● **Input for this task**:
#####

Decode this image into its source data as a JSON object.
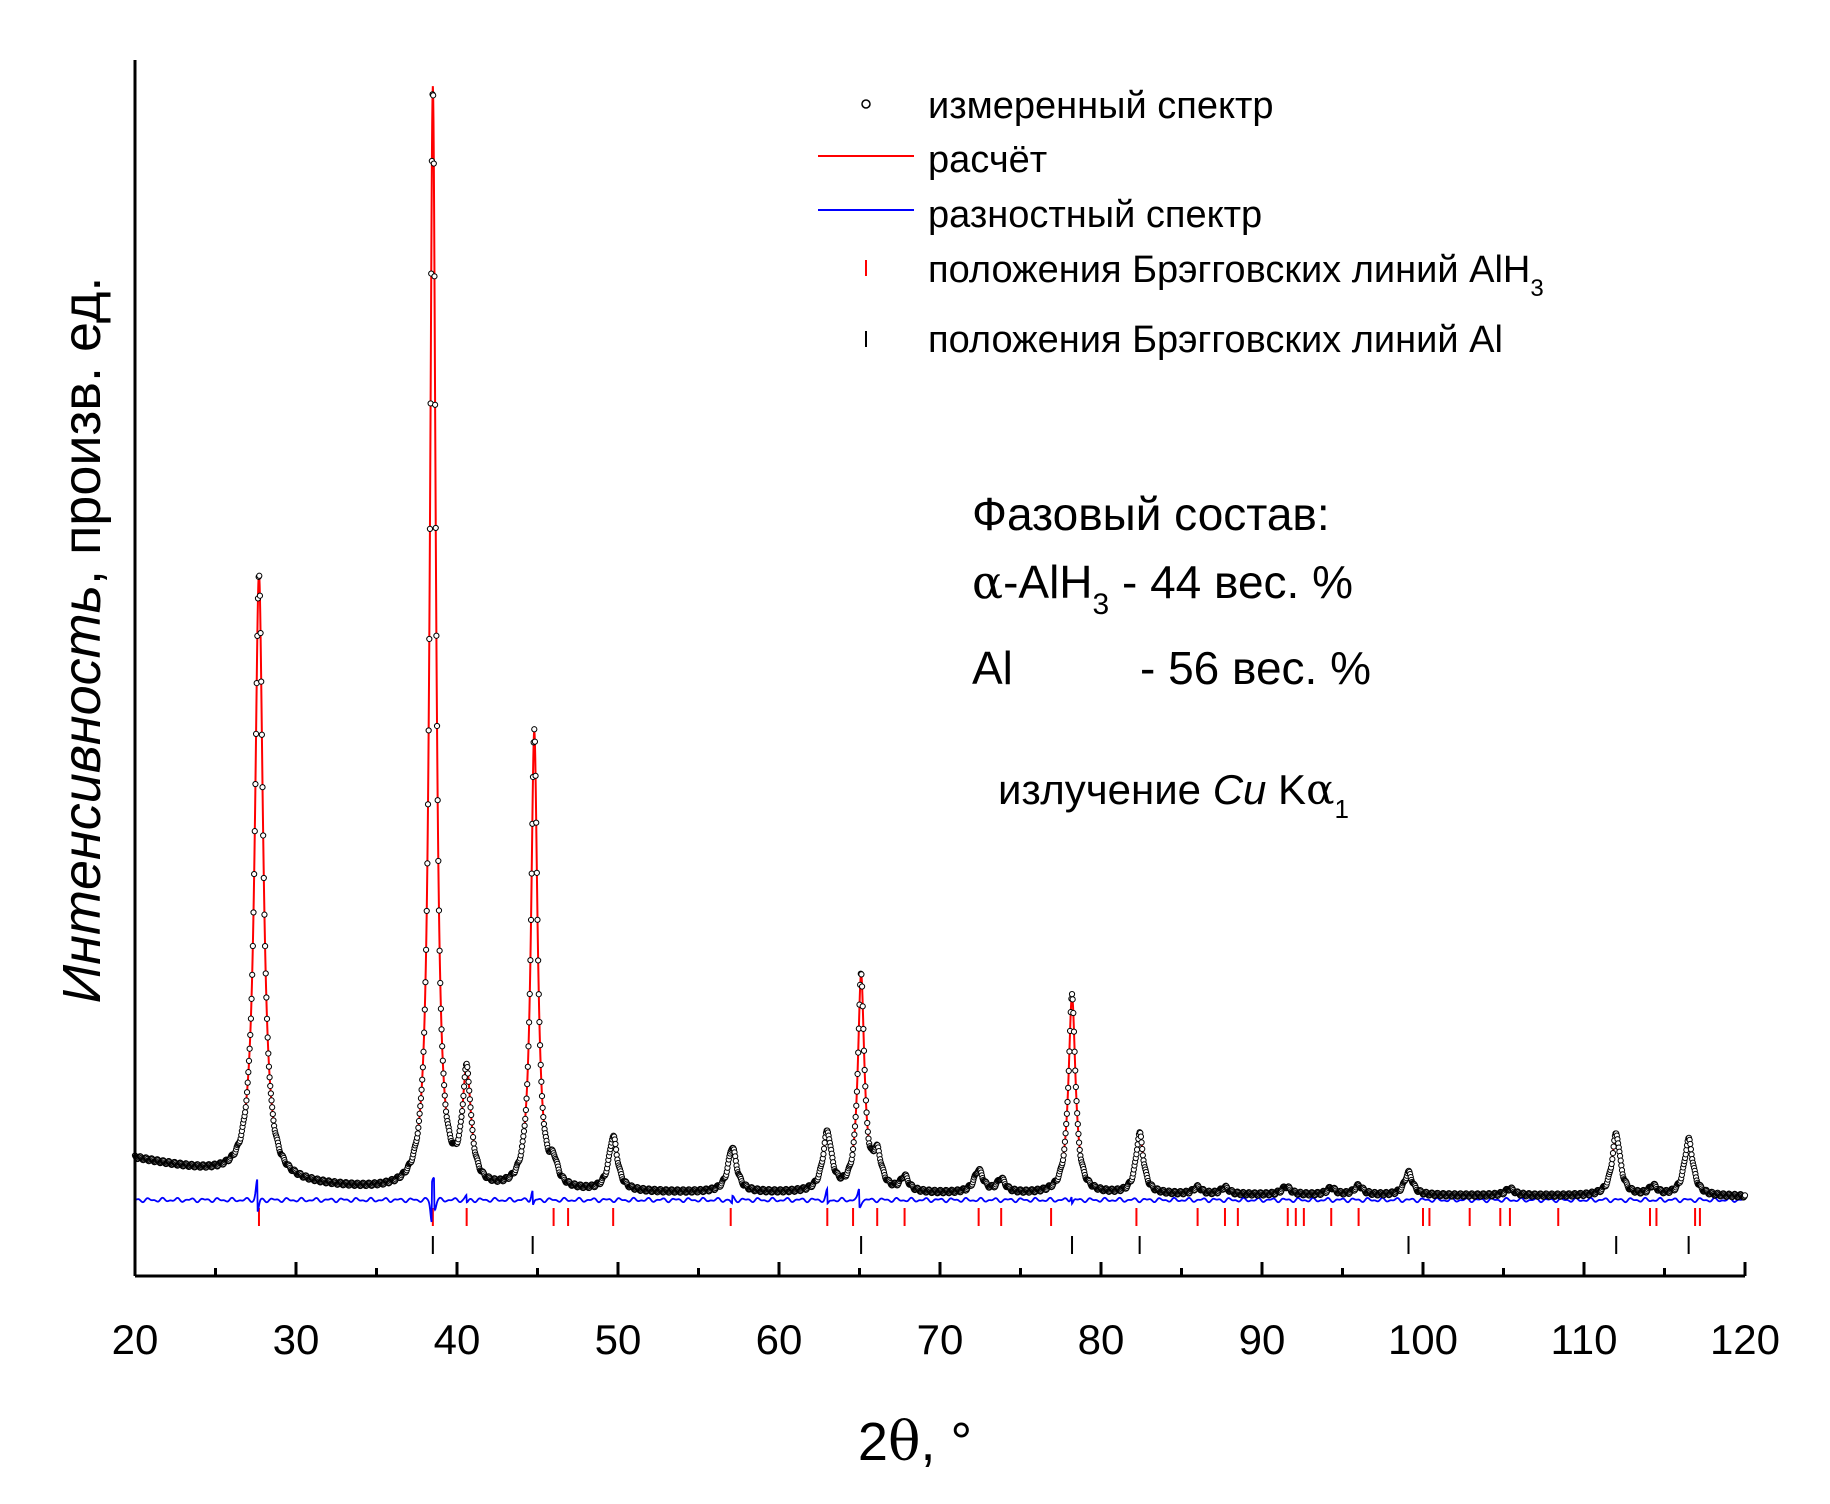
{
  "chart_data": {
    "type": "line",
    "title": "",
    "xlabel_prefix": "2",
    "xlabel_symbol": "θ",
    "xlabel_suffix": ", °",
    "ylabel_italic": "Интенсивность",
    "ylabel_rest": ", произв. ед.",
    "xlim": [
      20,
      120
    ],
    "ylim": [
      -0.08,
      1.0
    ],
    "xticks": [
      "20",
      "30",
      "40",
      "50",
      "60",
      "70",
      "80",
      "90",
      "100",
      "110",
      "120"
    ],
    "yaxis_ticks_labels": false,
    "grid": false,
    "legend_position": "top-right",
    "colors": {
      "observed": "#000000",
      "calculated": "#ff0000",
      "difference": "#0000ff",
      "bragg_alh3": "#ff0000",
      "bragg_al": "#000000"
    },
    "series": [
      {
        "name": "измеренный спектр",
        "style": "open-circles",
        "color": "#000000"
      },
      {
        "name": "расчёт",
        "style": "line",
        "color": "#ff0000"
      },
      {
        "name": "разностный спектр",
        "style": "line",
        "color": "#0000ff"
      },
      {
        "name": "положения Брэгговских линий AlH",
        "name_sub": "3",
        "style": "tick",
        "color": "#ff0000"
      },
      {
        "name": "положения Брэгговских линий Al",
        "style": "tick",
        "color": "#000000"
      }
    ],
    "background": {
      "at20": 0.03,
      "at40": 0.0,
      "at120": -0.004
    },
    "peaks": [
      {
        "x": 27.7,
        "height": 0.535,
        "width": 0.3
      },
      {
        "x": 38.5,
        "height": 0.975,
        "width": 0.22
      },
      {
        "x": 40.6,
        "height": 0.1,
        "width": 0.32
      },
      {
        "x": 44.8,
        "height": 0.405,
        "width": 0.24
      },
      {
        "x": 46.0,
        "height": 0.018,
        "width": 0.3
      },
      {
        "x": 49.7,
        "height": 0.048,
        "width": 0.32
      },
      {
        "x": 57.1,
        "height": 0.04,
        "width": 0.32
      },
      {
        "x": 63.0,
        "height": 0.052,
        "width": 0.32
      },
      {
        "x": 65.1,
        "height": 0.19,
        "width": 0.24
      },
      {
        "x": 66.1,
        "height": 0.03,
        "width": 0.32
      },
      {
        "x": 67.8,
        "height": 0.013,
        "width": 0.3
      },
      {
        "x": 72.4,
        "height": 0.02,
        "width": 0.34
      },
      {
        "x": 73.8,
        "height": 0.012,
        "width": 0.3
      },
      {
        "x": 78.2,
        "height": 0.175,
        "width": 0.26
      },
      {
        "x": 82.4,
        "height": 0.053,
        "width": 0.28
      },
      {
        "x": 86.0,
        "height": 0.006,
        "width": 0.3
      },
      {
        "x": 87.7,
        "height": 0.006,
        "width": 0.3
      },
      {
        "x": 91.5,
        "height": 0.007,
        "width": 0.32
      },
      {
        "x": 94.3,
        "height": 0.006,
        "width": 0.3
      },
      {
        "x": 96.0,
        "height": 0.008,
        "width": 0.32
      },
      {
        "x": 99.1,
        "height": 0.02,
        "width": 0.3
      },
      {
        "x": 105.4,
        "height": 0.006,
        "width": 0.34
      },
      {
        "x": 112.0,
        "height": 0.055,
        "width": 0.3
      },
      {
        "x": 114.3,
        "height": 0.008,
        "width": 0.3
      },
      {
        "x": 116.5,
        "height": 0.05,
        "width": 0.32
      }
    ],
    "bragg_alh3": [
      27.7,
      38.5,
      40.6,
      46.0,
      46.9,
      49.7,
      57.0,
      63.0,
      64.6,
      66.1,
      67.8,
      72.4,
      73.8,
      76.9,
      82.2,
      86.0,
      87.7,
      88.5,
      91.6,
      92.1,
      92.6,
      94.3,
      96.0,
      100.0,
      100.4,
      102.9,
      104.8,
      105.4,
      108.4,
      114.1,
      114.5,
      116.9,
      117.2
    ],
    "bragg_al": [
      38.5,
      44.7,
      65.1,
      78.2,
      82.4,
      99.1,
      112.0,
      116.5
    ],
    "difference_spikes": [
      {
        "x": 27.6,
        "amp": 0.018
      },
      {
        "x": 38.45,
        "amp": -0.022
      },
      {
        "x": 38.6,
        "amp": 0.016
      },
      {
        "x": 40.6,
        "amp": 0.004
      },
      {
        "x": 44.7,
        "amp": 0.008
      },
      {
        "x": 57.1,
        "amp": -0.004
      },
      {
        "x": 63.0,
        "amp": 0.008
      },
      {
        "x": 65.0,
        "amp": 0.01
      },
      {
        "x": 78.2,
        "amp": 0.004
      }
    ]
  },
  "annotation": {
    "phase_title": "Фазовый состав:",
    "line1_alpha": "α",
    "line1_formula": "-AlH",
    "line1_sub": "3",
    "line1_value": " - 44 вес. %",
    "line2_formula": "Al",
    "line2_value": "- 56 вес. %",
    "radiation_prefix": "излучение ",
    "radiation_element": "Cu",
    "radiation_line": " K",
    "radiation_alpha": "α",
    "radiation_sub": "1"
  }
}
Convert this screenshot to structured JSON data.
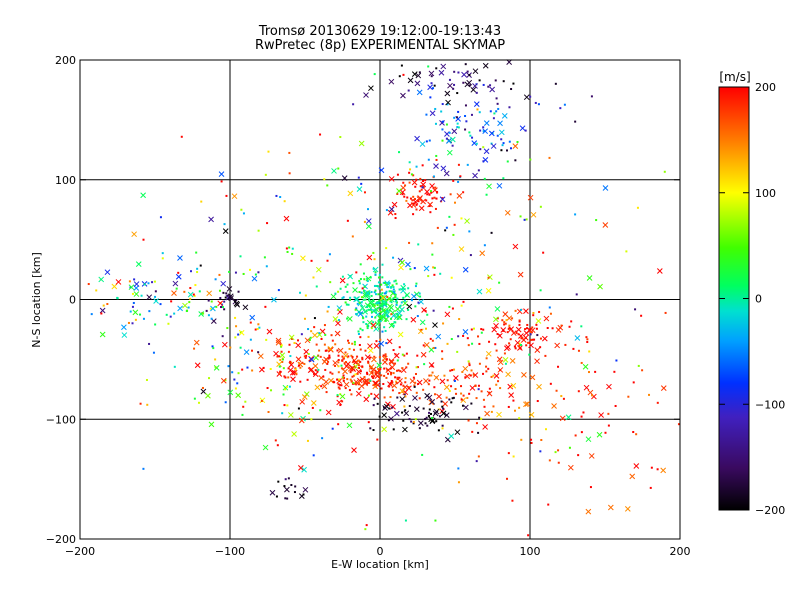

#####

● **Short task**: Without including any pictures, print all of the material exactly as given.

● **In response**:
Decode this image into its source data as a JSON object.
{
  "chart_data": {
    "type": "line",
    "title": "",
    "xlabel_prefix": "2",
    "xlabel_symbol": "θ",
    "xlabel_suffix": ", °",
    "ylabel_italic": "Интенсивность",
    "ylabel_rest": ", произв. ед.",
    "xlim": [
      20,
      120
    ],
    "ylim": [
      -0.08,
      1.0
    ],
    "xticks": [
      "20",
      "30",
      "40",
      "50",
      "60",
      "70",
      "80",
      "90",
      "100",
      "110",
      "120"
    ],
    "yaxis_ticks_labels": false,
    "grid": false,
    "legend_position": "top-right",
    "colors": {
      "observed": "#000000",
      "calculated": "#ff0000",
      "difference": "#0000ff",
      "bragg_alh3": "#ff0000",
      "bragg_al": "#000000"
    },
    "series": [
      {
        "name": "измеренный спектр",
        "style": "open-circles",
        "color": "#000000"
      },
      {
        "name": "расчёт",
        "style": "line",
        "color": "#ff0000"
      },
      {
        "name": "разностный спектр",
        "style": "line",
        "color": "#0000ff"
      },
      {
        "name": "положения Брэгговских линий AlH",
        "name_sub": "3",
        "style": "tick",
        "color": "#ff0000"
      },
      {
        "name": "положения Брэгговских линий Al",
        "style": "tick",
        "color": "#000000"
      }
    ],
    "background": {
      "at20": 0.03,
      "at40": 0.0,
      "at120": -0.004
    },
    "peaks": [
      {
        "x": 27.7,
        "height": 0.535,
        "width": 0.3
      },
      {
        "x": 38.5,
        "height": 0.975,
        "width": 0.22
      },
      {
        "x": 40.6,
        "height": 0.1,
        "width": 0.32
      },
      {
        "x": 44.8,
        "height": 0.405,
        "width": 0.24
      },
      {
        "x": 46.0,
        "height": 0.018,
        "width": 0.3
      },
      {
        "x": 49.7,
        "height": 0.048,
        "width": 0.32
      },
      {
        "x": 57.1,
        "height": 0.04,
        "width": 0.32
      },
      {
        "x": 63.0,
        "height": 0.052,
        "width": 0.32
      },
      {
        "x": 65.1,
        "height": 0.19,
        "width": 0.24
      },
      {
        "x": 66.1,
        "height": 0.03,
        "width": 0.32
      },
      {
        "x": 67.8,
        "height": 0.013,
        "width": 0.3
      },
      {
        "x": 72.4,
        "height": 0.02,
        "width": 0.34
      },
      {
        "x": 73.8,
        "height": 0.012,
        "width": 0.3
      },
      {
        "x": 78.2,
        "height": 0.175,
        "width": 0.26
      },
      {
        "x": 82.4,
        "height": 0.053,
        "width": 0.28
      },
      {
        "x": 86.0,
        "height": 0.006,
        "width": 0.3
      },
      {
        "x": 87.7,
        "height": 0.006,
        "width": 0.3
      },
      {
        "x": 91.5,
        "height": 0.007,
        "width": 0.32
      },
      {
        "x": 94.3,
        "height": 0.006,
        "width": 0.3
      },
      {
        "x": 96.0,
        "height": 0.008,
        "width": 0.32
      },
      {
        "x": 99.1,
        "height": 0.02,
        "width": 0.3
      },
      {
        "x": 105.4,
        "height": 0.006,
        "width": 0.34
      },
      {
        "x": 112.0,
        "height": 0.055,
        "width": 0.3
      },
      {
        "x": 114.3,
        "height": 0.008,
        "width": 0.3
      },
      {
        "x": 116.5,
        "height": 0.05,
        "width": 0.32
      }
    ],
    "bragg_alh3": [
      27.7,
      38.5,
      40.6,
      46.0,
      46.9,
      49.7,
      57.0,
      63.0,
      64.6,
      66.1,
      67.8,
      72.4,
      73.8,
      76.9,
      82.2,
      86.0,
      87.7,
      88.5,
      91.6,
      92.1,
      92.6,
      94.3,
      96.0,
      100.0,
      100.4,
      102.9,
      104.8,
      105.4,
      108.4,
      114.1,
      114.5,
      116.9,
      117.2
    ],
    "bragg_al": [
      38.5,
      44.7,
      65.1,
      78.2,
      82.4,
      99.1,
      112.0,
      116.5
    ],
    "difference_spikes": [
      {
        "x": 27.6,
        "amp": 0.018
      },
      {
        "x": 38.45,
        "amp": -0.022
      },
      {
        "x": 38.6,
        "amp": 0.016
      },
      {
        "x": 40.6,
        "amp": 0.004
      },
      {
        "x": 44.7,
        "amp": 0.008
      },
      {
        "x": 57.1,
        "amp": -0.004
      },
      {
        "x": 63.0,
        "amp": 0.008
      },
      {
        "x": 65.0,
        "amp": 0.01
      },
      {
        "x": 78.2,
        "amp": 0.004
      }
    ]
  },
  "annotation": {
    "phase_title": "Фазовый состав:",
    "line1_alpha": "α",
    "line1_formula": "-AlH",
    "line1_sub": "3",
    "line1_value": " - 44 вес. %",
    "line2_formula": "Al",
    "line2_value": "- 56 вес. %",
    "radiation_prefix": "излучение ",
    "radiation_element": "Cu",
    "radiation_line": " K",
    "radiation_alpha": "α",
    "radiation_sub": "1"
  }
}
Convert this screenshot to structured JSON data.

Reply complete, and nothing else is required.